**What is required:**
Output every entry exactly as written, but omit the pictures.

**The input:**
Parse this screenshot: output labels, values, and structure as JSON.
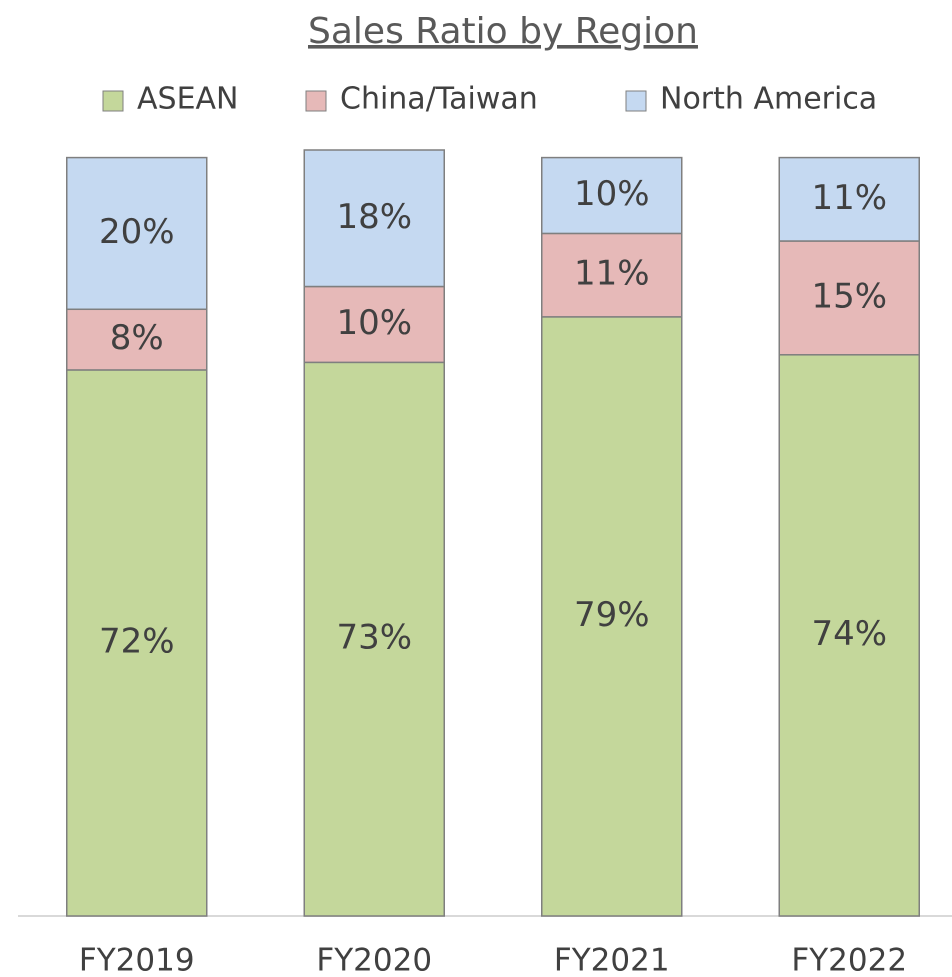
{
  "chart_data": {
    "type": "stacked_bar",
    "title": "Sales Ratio by Region",
    "categories": [
      "FY2019",
      "FY2020",
      "FY2021",
      "FY2022"
    ],
    "series": [
      {
        "name": "ASEAN",
        "color": "#c4d79b",
        "values": [
          72,
          73,
          79,
          74
        ],
        "value_labels": [
          "72%",
          "73%",
          "79%",
          "74%"
        ]
      },
      {
        "name": "China/Taiwan",
        "color": "#e6b9b8",
        "values": [
          8,
          10,
          11,
          15
        ],
        "value_labels": [
          "8%",
          "10%",
          "11%",
          "15%"
        ]
      },
      {
        "name": "North America",
        "color": "#c5d9f1",
        "values": [
          20,
          18,
          10,
          11
        ],
        "value_labels": [
          "20%",
          "18%",
          "10%",
          "11%"
        ]
      }
    ],
    "legend": "top"
  }
}
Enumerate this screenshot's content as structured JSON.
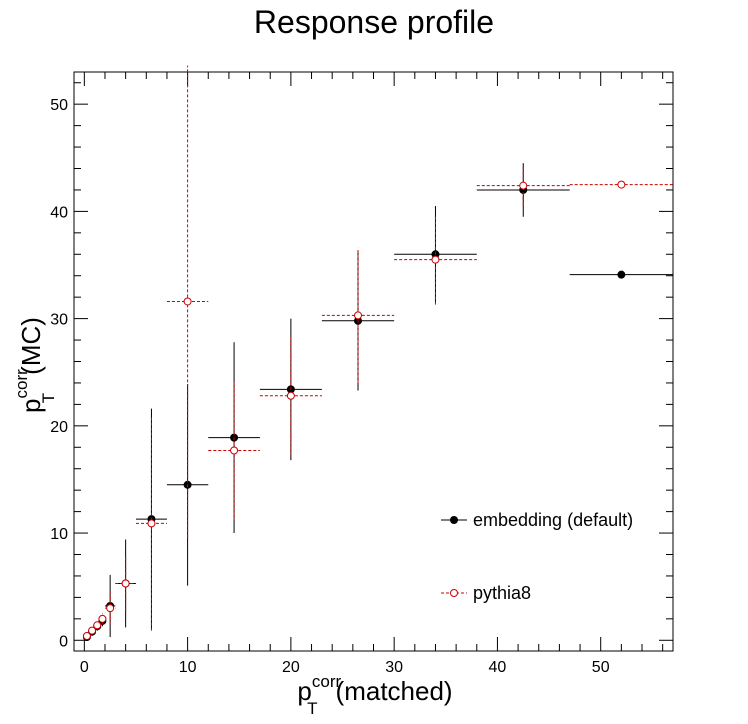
{
  "chart_data": {
    "type": "scatter",
    "title": "Response profile",
    "xlabel": {
      "base": "p",
      "sup": "corr",
      "sub": "T",
      "suffix": "(matched)"
    },
    "ylabel": {
      "base": "p",
      "sup": "corr",
      "sub": "T",
      "suffix": "(MC)"
    },
    "xlim": [
      -1,
      57
    ],
    "ylim": [
      -1,
      53
    ],
    "xticks": [
      0,
      10,
      20,
      30,
      40,
      50
    ],
    "yticks": [
      0,
      10,
      20,
      30,
      40,
      50
    ],
    "grid": false,
    "legend": "bottom-right",
    "series": [
      {
        "name": "embedding (default)",
        "color": "#000000",
        "marker": "filled-circle",
        "line": "solid",
        "points": [
          {
            "x": 0.25,
            "xerr": 0.25,
            "y": 0.3,
            "yerr": 0.2
          },
          {
            "x": 0.75,
            "xerr": 0.25,
            "y": 0.8,
            "yerr": 0.3
          },
          {
            "x": 1.25,
            "xerr": 0.25,
            "y": 1.3,
            "yerr": 0.4
          },
          {
            "x": 1.75,
            "xerr": 0.25,
            "y": 1.8,
            "yerr": 0.5
          },
          {
            "x": 2.5,
            "xerr": 0.5,
            "y": 3.2,
            "yerr": 2.9
          },
          {
            "x": 4.0,
            "xerr": 1.0,
            "y": 5.3,
            "yerr": 4.1
          },
          {
            "x": 6.5,
            "xerr": 1.5,
            "y": 11.3,
            "yerr": 10.3
          },
          {
            "x": 10.0,
            "xerr": 2.0,
            "y": 14.5,
            "yerr": 9.4
          },
          {
            "x": 14.5,
            "xerr": 2.5,
            "y": 18.9,
            "yerr": 8.9
          },
          {
            "x": 20.0,
            "xerr": 3.0,
            "y": 23.4,
            "yerr": 6.6
          },
          {
            "x": 26.5,
            "xerr": 3.5,
            "y": 29.8,
            "yerr": 6.5
          },
          {
            "x": 34.0,
            "xerr": 4.0,
            "y": 36.0,
            "yerr": 4.5
          },
          {
            "x": 42.5,
            "xerr": 4.5,
            "y": 42.0,
            "yerr": 2.5
          },
          {
            "x": 52.0,
            "xerr": 5.0,
            "y": 34.1,
            "yerr": 0.3
          }
        ]
      },
      {
        "name": "pythia8",
        "color": "#cc0000",
        "marker": "open-circle",
        "line": "dashed",
        "points": [
          {
            "x": 0.25,
            "xerr": 0.25,
            "y": 0.4,
            "yerr": 0.2
          },
          {
            "x": 0.75,
            "xerr": 0.25,
            "y": 0.9,
            "yerr": 0.3
          },
          {
            "x": 1.25,
            "xerr": 0.25,
            "y": 1.4,
            "yerr": 0.4
          },
          {
            "x": 1.75,
            "xerr": 0.25,
            "y": 2.0,
            "yerr": 0.5
          },
          {
            "x": 2.5,
            "xerr": 0.5,
            "y": 3.0,
            "yerr": 1.5
          },
          {
            "x": 4.0,
            "xerr": 1.0,
            "y": 5.3,
            "yerr": 2.5
          },
          {
            "x": 6.5,
            "xerr": 1.5,
            "y": 10.9,
            "yerr": 10.0
          },
          {
            "x": 10.0,
            "xerr": 2.0,
            "y": 31.6,
            "yerr": 22.0
          },
          {
            "x": 14.5,
            "xerr": 2.5,
            "y": 17.7,
            "yerr": 6.5
          },
          {
            "x": 20.0,
            "xerr": 3.0,
            "y": 22.8,
            "yerr": 5.5
          },
          {
            "x": 26.5,
            "xerr": 3.5,
            "y": 30.3,
            "yerr": 6.3
          },
          {
            "x": 34.0,
            "xerr": 4.0,
            "y": 35.5,
            "yerr": 4.2
          },
          {
            "x": 42.5,
            "xerr": 4.5,
            "y": 42.4,
            "yerr": 1.8
          },
          {
            "x": 52.0,
            "xerr": 5.0,
            "y": 42.5,
            "yerr": 0.2
          }
        ]
      }
    ]
  }
}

**Right answer:**
Parse this screenshot: output labels, values, and structure as JSON.
{
  "chart_data": {
    "type": "stacked_bar",
    "title": "Sales Ratio by Region",
    "categories": [
      "FY2019",
      "FY2020",
      "FY2021",
      "FY2022"
    ],
    "series": [
      {
        "name": "ASEAN",
        "color": "#c4d79b",
        "values": [
          72,
          73,
          79,
          74
        ],
        "value_labels": [
          "72%",
          "73%",
          "79%",
          "74%"
        ]
      },
      {
        "name": "China/Taiwan",
        "color": "#e6b9b8",
        "values": [
          8,
          10,
          11,
          15
        ],
        "value_labels": [
          "8%",
          "10%",
          "11%",
          "15%"
        ]
      },
      {
        "name": "North America",
        "color": "#c5d9f1",
        "values": [
          20,
          18,
          10,
          11
        ],
        "value_labels": [
          "20%",
          "18%",
          "10%",
          "11%"
        ]
      }
    ],
    "legend": "top"
  }
}
Enumerate this screenshot's content as structured JSON.
{
  "chart_data": {
    "type": "scatter",
    "title": "Response profile",
    "xlabel": {
      "base": "p",
      "sup": "corr",
      "sub": "T",
      "suffix": "(matched)"
    },
    "ylabel": {
      "base": "p",
      "sup": "corr",
      "sub": "T",
      "suffix": "(MC)"
    },
    "xlim": [
      -1,
      57
    ],
    "ylim": [
      -1,
      53
    ],
    "xticks": [
      0,
      10,
      20,
      30,
      40,
      50
    ],
    "yticks": [
      0,
      10,
      20,
      30,
      40,
      50
    ],
    "grid": false,
    "legend": "bottom-right",
    "series": [
      {
        "name": "embedding (default)",
        "color": "#000000",
        "marker": "filled-circle",
        "line": "solid",
        "points": [
          {
            "x": 0.25,
            "xerr": 0.25,
            "y": 0.3,
            "yerr": 0.2
          },
          {
            "x": 0.75,
            "xerr": 0.25,
            "y": 0.8,
            "yerr": 0.3
          },
          {
            "x": 1.25,
            "xerr": 0.25,
            "y": 1.3,
            "yerr": 0.4
          },
          {
            "x": 1.75,
            "xerr": 0.25,
            "y": 1.8,
            "yerr": 0.5
          },
          {
            "x": 2.5,
            "xerr": 0.5,
            "y": 3.2,
            "yerr": 2.9
          },
          {
            "x": 4.0,
            "xerr": 1.0,
            "y": 5.3,
            "yerr": 4.1
          },
          {
            "x": 6.5,
            "xerr": 1.5,
            "y": 11.3,
            "yerr": 10.3
          },
          {
            "x": 10.0,
            "xerr": 2.0,
            "y": 14.5,
            "yerr": 9.4
          },
          {
            "x": 14.5,
            "xerr": 2.5,
            "y": 18.9,
            "yerr": 8.9
          },
          {
            "x": 20.0,
            "xerr": 3.0,
            "y": 23.4,
            "yerr": 6.6
          },
          {
            "x": 26.5,
            "xerr": 3.5,
            "y": 29.8,
            "yerr": 6.5
          },
          {
            "x": 34.0,
            "xerr": 4.0,
            "y": 36.0,
            "yerr": 4.5
          },
          {
            "x": 42.5,
            "xerr": 4.5,
            "y": 42.0,
            "yerr": 2.5
          },
          {
            "x": 52.0,
            "xerr": 5.0,
            "y": 34.1,
            "yerr": 0.3
          }
        ]
      },
      {
        "name": "pythia8",
        "color": "#cc0000",
        "marker": "open-circle",
        "line": "dashed",
        "points": [
          {
            "x": 0.25,
            "xerr": 0.25,
            "y": 0.4,
            "yerr": 0.2
          },
          {
            "x": 0.75,
            "xerr": 0.25,
            "y": 0.9,
            "yerr": 0.3
          },
          {
            "x": 1.25,
            "xerr": 0.25,
            "y": 1.4,
            "yerr": 0.4
          },
          {
            "x": 1.75,
            "xerr": 0.25,
            "y": 2.0,
            "yerr": 0.5
          },
          {
            "x": 2.5,
            "xerr": 0.5,
            "y": 3.0,
            "yerr": 1.5
          },
          {
            "x": 4.0,
            "xerr": 1.0,
            "y": 5.3,
            "yerr": 2.5
          },
          {
            "x": 6.5,
            "xerr": 1.5,
            "y": 10.9,
            "yerr": 10.0
          },
          {
            "x": 10.0,
            "xerr": 2.0,
            "y": 31.6,
            "yerr": 22.0
          },
          {
            "x": 14.5,
            "xerr": 2.5,
            "y": 17.7,
            "yerr": 6.5
          },
          {
            "x": 20.0,
            "xerr": 3.0,
            "y": 22.8,
            "yerr": 5.5
          },
          {
            "x": 26.5,
            "xerr": 3.5,
            "y": 30.3,
            "yerr": 6.3
          },
          {
            "x": 34.0,
            "xerr": 4.0,
            "y": 35.5,
            "yerr": 4.2
          },
          {
            "x": 42.5,
            "xerr": 4.5,
            "y": 42.4,
            "yerr": 1.8
          },
          {
            "x": 52.0,
            "xerr": 5.0,
            "y": 42.5,
            "yerr": 0.2
          }
        ]
      }
    ]
  }
}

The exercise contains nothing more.